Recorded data

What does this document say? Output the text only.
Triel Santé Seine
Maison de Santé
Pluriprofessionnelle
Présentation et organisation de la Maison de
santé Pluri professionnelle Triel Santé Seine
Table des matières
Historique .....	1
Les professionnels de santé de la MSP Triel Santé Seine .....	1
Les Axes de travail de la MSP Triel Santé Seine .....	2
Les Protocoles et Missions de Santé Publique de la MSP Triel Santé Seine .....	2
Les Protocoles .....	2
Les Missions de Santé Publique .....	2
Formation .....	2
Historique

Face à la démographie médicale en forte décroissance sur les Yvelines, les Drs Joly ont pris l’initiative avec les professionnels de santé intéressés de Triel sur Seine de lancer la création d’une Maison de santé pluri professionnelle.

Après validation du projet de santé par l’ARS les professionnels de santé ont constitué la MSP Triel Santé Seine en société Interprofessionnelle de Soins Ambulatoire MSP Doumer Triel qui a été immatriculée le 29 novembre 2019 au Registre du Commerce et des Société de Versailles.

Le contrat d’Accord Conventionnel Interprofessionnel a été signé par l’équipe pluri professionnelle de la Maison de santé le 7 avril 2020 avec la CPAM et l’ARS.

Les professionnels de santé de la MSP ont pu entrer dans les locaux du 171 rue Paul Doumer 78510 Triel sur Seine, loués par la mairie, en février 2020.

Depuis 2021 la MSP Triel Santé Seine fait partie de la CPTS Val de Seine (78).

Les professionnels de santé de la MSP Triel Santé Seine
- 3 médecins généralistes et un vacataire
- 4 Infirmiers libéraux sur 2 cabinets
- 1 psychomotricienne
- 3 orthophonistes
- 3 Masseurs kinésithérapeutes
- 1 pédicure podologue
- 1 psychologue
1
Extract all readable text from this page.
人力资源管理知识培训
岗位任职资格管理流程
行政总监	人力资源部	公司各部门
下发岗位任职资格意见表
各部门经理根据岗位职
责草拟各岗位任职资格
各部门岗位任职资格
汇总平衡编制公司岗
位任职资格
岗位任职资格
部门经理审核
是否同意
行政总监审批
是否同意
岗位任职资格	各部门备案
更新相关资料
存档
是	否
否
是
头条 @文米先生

Job: In the entries above, find each line with the word "Doumer" and copy it.

Response to the task:
Après validation du projet de santé par l’ARS les professionnels de santé ont constitué la MSP Triel Santé Seine en société Interprofessionnelle de Soins Ambulatoire MSP Doumer Triel qui a été immatriculée le 29 novembre 2019 au Registre du Commerce et des Société de Versailles.
Les professionnels de santé de la MSP ont pu entrer dans les locaux du 171 rue Paul Doumer 78510 Triel sur Seine, loués par la mairie, en février 2020.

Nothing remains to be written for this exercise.